Skip to main content

Unit information: Advanced DSP & FPGA Implementation in 2014/15

Please note: you are viewing unit and programme information for a past academic year. Please see the current academic year for up to date information.

Unit name Advanced DSP & FPGA Implementation
Unit code EENGM4120
Credit points 10
Level of study M/7
Teaching block(s) Teaching Block 2 (weeks 13 - 24)
Unit director Dr. Nunez-Yanez
Open unit status Not open
Pre-requisites

None

Co-requisites

None

School/department Department of Electrical & Electronic Engineering
Faculty Faculty of Engineering

Description including Unit Aims

FPGA: This module extends the knowledge in digital systems with advance topics in the emergent area of reconfigurable computing and FPGA design. The course will cover state-of-the-art features available in modern FPGAs exploring their fine-grained internal architecture and embedded macro blocks such as DSP slices and hardwired processors. SystemC (a C++ class library) will be presented as design language alternative to traditional RTL design (VHDL, Verilog). High level synthesis tools will be used to map compute intensive kernels in signal processing applications from a generic DSP core to the FPGA device and the performance advantages will be evaluated. DSP: This module extends knowledge of signal processing techniques and gives students practical experience of using the state-of-the-art DSPs. The course covers generic techniques for developing design solutions for all DSP devices as well as focussing specifically on the TMS320C6000 DSP processor which is the flagship of Texas Instruments DSPs and also the Davinci DSP processor which is a system on chip with a C6000 DSP and an Arm Processor. It also covers the use of operating systems. This module provides practical experience.

Intended Learning Outcomes

Project Phase

The project contains a research or investigative element which allows you to demonstrate individual talent and intellectual ability. It attempts to mirror a research and/or development project of the type you might encounter upon graduation and as such contains elements of project planning and budgetary control. The project report also provides an opportunity for you to demonstrate report structuring and writing skills.

### OBJECTIVE 1
Can you reproduce the entries from the line with "- dialog-title: Tizim" through the end of the entries, including both ends and leaving out the pictures?
This text has no connection to the entries that come after it.

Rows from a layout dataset
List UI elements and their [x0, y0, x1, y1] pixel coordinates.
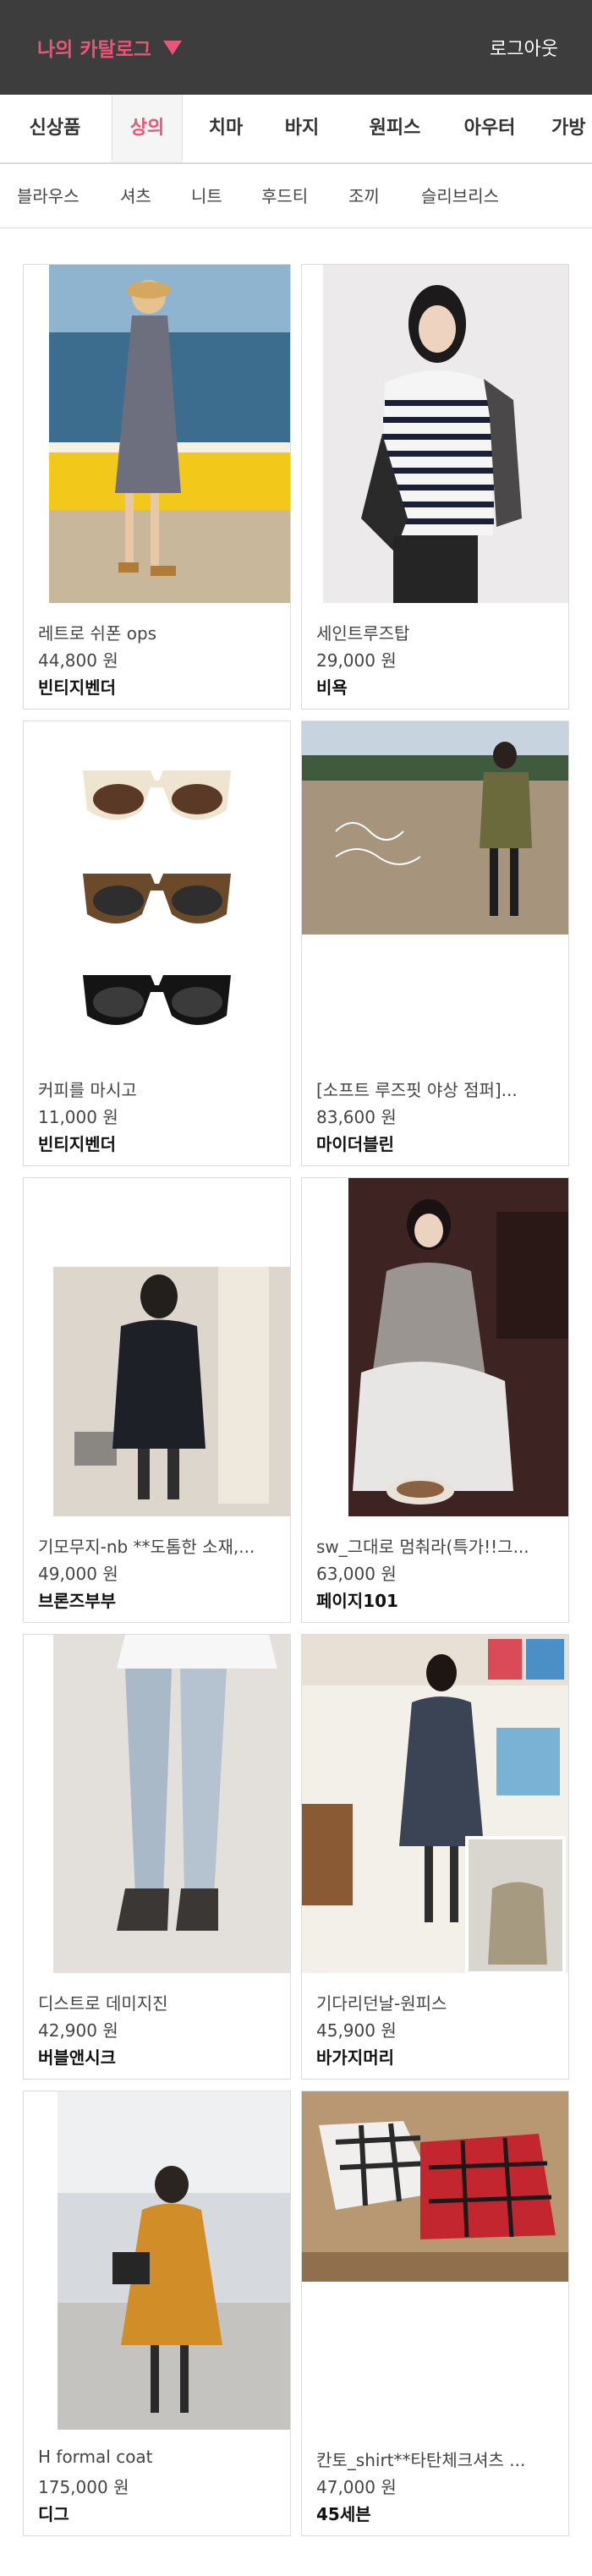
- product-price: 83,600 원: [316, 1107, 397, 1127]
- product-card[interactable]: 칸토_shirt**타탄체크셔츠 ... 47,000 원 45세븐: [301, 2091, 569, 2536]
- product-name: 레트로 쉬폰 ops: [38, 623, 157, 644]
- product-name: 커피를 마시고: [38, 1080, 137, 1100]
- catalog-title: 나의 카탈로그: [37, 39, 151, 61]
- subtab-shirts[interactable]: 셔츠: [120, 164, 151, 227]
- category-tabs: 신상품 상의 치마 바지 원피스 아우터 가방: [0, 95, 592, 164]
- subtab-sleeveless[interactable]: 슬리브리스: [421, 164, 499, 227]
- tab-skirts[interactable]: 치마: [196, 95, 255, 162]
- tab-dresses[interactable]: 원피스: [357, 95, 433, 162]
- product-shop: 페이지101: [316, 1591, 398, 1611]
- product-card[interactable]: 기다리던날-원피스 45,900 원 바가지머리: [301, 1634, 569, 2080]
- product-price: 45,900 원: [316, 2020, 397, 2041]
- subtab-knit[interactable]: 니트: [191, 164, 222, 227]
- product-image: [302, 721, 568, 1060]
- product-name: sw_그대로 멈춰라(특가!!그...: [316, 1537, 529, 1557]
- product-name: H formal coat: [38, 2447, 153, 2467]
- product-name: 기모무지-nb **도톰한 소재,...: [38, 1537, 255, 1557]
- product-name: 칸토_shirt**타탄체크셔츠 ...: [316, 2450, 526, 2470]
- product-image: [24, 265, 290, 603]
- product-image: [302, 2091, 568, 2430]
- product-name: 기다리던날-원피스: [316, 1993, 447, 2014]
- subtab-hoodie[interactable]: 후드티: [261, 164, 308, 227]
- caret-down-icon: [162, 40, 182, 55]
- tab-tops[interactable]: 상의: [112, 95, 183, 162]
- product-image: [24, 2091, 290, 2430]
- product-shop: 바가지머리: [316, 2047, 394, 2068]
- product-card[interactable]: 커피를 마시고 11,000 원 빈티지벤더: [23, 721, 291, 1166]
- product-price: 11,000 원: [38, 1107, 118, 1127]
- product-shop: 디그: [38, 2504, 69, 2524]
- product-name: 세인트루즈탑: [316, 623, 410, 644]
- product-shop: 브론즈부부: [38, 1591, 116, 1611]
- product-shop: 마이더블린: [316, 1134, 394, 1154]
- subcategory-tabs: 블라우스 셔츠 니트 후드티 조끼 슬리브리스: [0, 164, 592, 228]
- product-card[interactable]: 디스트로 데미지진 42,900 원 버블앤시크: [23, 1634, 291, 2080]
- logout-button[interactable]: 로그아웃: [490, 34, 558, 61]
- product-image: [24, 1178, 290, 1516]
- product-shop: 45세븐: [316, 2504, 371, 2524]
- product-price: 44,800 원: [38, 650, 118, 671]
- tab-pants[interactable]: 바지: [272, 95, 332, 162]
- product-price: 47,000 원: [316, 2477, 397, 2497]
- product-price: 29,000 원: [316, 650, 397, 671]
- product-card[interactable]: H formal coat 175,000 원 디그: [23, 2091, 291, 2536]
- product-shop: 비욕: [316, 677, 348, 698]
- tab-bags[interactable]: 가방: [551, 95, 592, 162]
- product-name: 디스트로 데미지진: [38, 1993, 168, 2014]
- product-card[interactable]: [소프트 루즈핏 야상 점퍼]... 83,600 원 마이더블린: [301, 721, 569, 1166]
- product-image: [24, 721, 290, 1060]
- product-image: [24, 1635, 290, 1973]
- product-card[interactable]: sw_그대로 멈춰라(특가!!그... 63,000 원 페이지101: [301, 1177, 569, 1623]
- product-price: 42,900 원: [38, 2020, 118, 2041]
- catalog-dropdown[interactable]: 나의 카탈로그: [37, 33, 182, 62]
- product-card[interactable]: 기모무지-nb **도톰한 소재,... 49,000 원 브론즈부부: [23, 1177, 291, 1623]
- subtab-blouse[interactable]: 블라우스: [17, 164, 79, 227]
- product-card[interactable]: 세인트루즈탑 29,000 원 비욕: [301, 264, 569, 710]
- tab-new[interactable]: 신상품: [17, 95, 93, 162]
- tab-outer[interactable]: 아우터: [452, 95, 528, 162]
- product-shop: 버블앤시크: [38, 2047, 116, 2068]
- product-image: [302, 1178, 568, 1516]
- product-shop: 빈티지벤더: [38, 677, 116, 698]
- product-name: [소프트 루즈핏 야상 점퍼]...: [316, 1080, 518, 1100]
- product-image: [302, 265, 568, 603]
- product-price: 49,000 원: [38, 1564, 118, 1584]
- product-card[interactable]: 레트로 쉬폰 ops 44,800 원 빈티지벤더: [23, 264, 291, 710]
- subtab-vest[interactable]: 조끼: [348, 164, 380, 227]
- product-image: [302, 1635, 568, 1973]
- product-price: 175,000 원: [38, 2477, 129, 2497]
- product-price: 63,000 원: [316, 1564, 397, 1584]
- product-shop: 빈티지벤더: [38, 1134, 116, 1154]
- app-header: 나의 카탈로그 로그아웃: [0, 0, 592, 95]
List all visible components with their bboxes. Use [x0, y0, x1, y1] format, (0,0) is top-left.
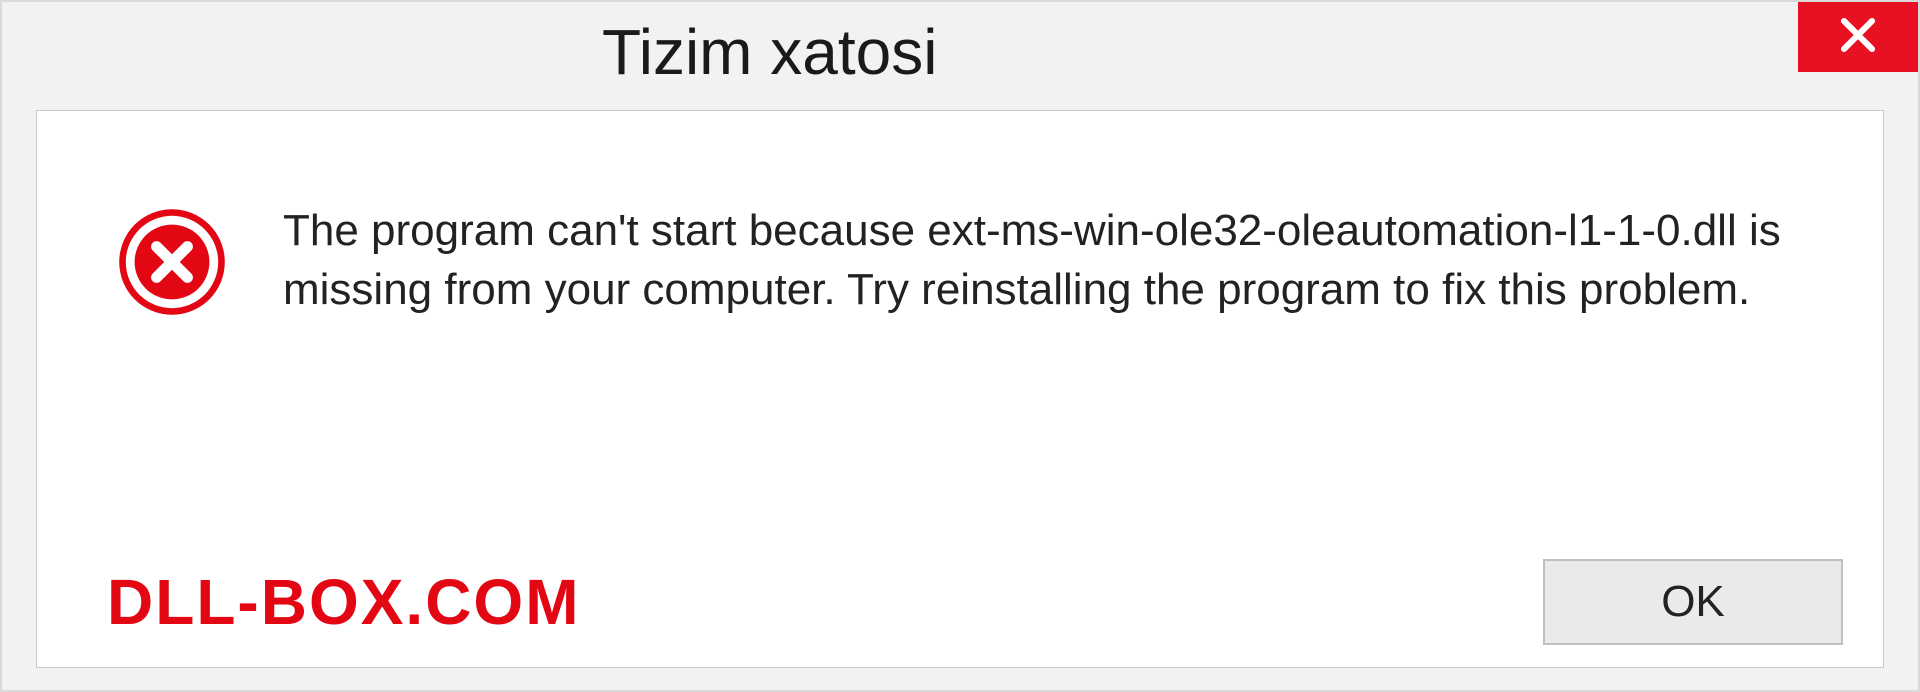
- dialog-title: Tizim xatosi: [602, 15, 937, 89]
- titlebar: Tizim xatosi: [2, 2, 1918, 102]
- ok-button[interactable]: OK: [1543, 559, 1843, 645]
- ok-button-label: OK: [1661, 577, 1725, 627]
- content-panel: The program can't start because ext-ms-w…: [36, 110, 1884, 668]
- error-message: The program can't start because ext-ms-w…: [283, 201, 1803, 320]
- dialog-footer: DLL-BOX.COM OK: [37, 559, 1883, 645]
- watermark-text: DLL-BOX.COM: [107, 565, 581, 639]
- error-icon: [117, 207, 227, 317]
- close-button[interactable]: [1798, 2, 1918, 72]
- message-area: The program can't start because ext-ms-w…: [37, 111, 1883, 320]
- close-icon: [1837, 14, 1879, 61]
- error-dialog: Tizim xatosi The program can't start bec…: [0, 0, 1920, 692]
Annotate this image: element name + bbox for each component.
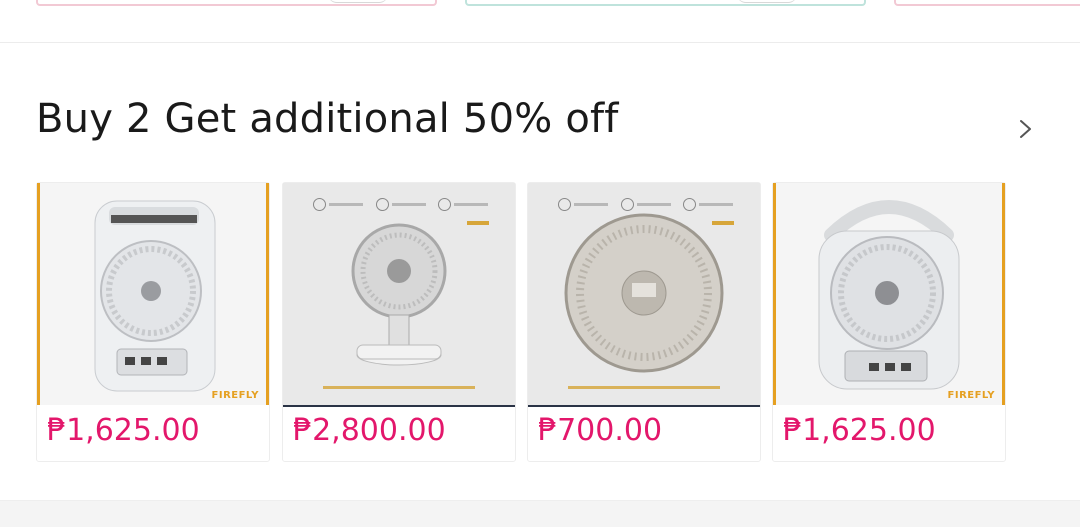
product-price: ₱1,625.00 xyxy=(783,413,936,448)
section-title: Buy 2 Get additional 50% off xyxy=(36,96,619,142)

### OBJECTIVE 2
Can you pick up the Advanced DSP & FPGA Implementation unit description where it stops and continue it?

### EXPECTED OUTPUT 1
- dialog-title: Tizim xatosi: [602, 15, 937, 89]
- titlebar: Tizim xatosi: [2, 2, 1918, 102]
- ok-button[interactable]: OK: [1543, 559, 1843, 645]
- ok-button-label: OK: [1661, 577, 1725, 627]
- content-panel: The program can't start because ext-ms-w…: [36, 110, 1884, 668]
- error-message: The program can't start because ext-ms-w…: [283, 201, 1803, 320]
- dialog-footer: DLL-BOX.COM OK: [37, 559, 1883, 645]
- watermark-text: DLL-BOX.COM: [107, 565, 581, 639]
- error-icon: [117, 207, 227, 317]
- close-button[interactable]: [1798, 2, 1918, 72]
- message-area: The program can't start because ext-ms-w…: [37, 111, 1883, 320]
- close-icon: [1837, 14, 1879, 61]
- error-dialog: Tizim xatosi The program can't start bec…: [0, 0, 1920, 692]
Annotate this image: element name + bbox for each component.
product-price: ₱1,625.00 xyxy=(783,413,936,448)
section-title: Buy 2 Get additional 50% off xyxy=(36,96,619,142)

### EXPECTED OUTPUT 2
Teaching Information

Teaching takes place over two Semesters, the first lasting for weeks 1-12 and the second for weeks 13-24. Exams normally commence in week 25 and last for approximately three weeks. The remainder of the programme is then dedicated to full-time work on the research project.

Taught phase

The taught units and their associated assessments (including examinations) occur in the first 35 weeks and the research project runs full-time during the latter 15 weeks of the programme. The taught material is presented over 2 Semesters, each 12 weeks in duration; excluding the Christmas and Easter vacations of 8 weeks in total. Further, the examinations are held May/June each year over a 3 week period. During the second Semester you will commence the background reading phase of your research project. The taught material is arranged in units extending over a 12-week period (a Semester), typically with 2 lectures per week, each of 50 minutes duration.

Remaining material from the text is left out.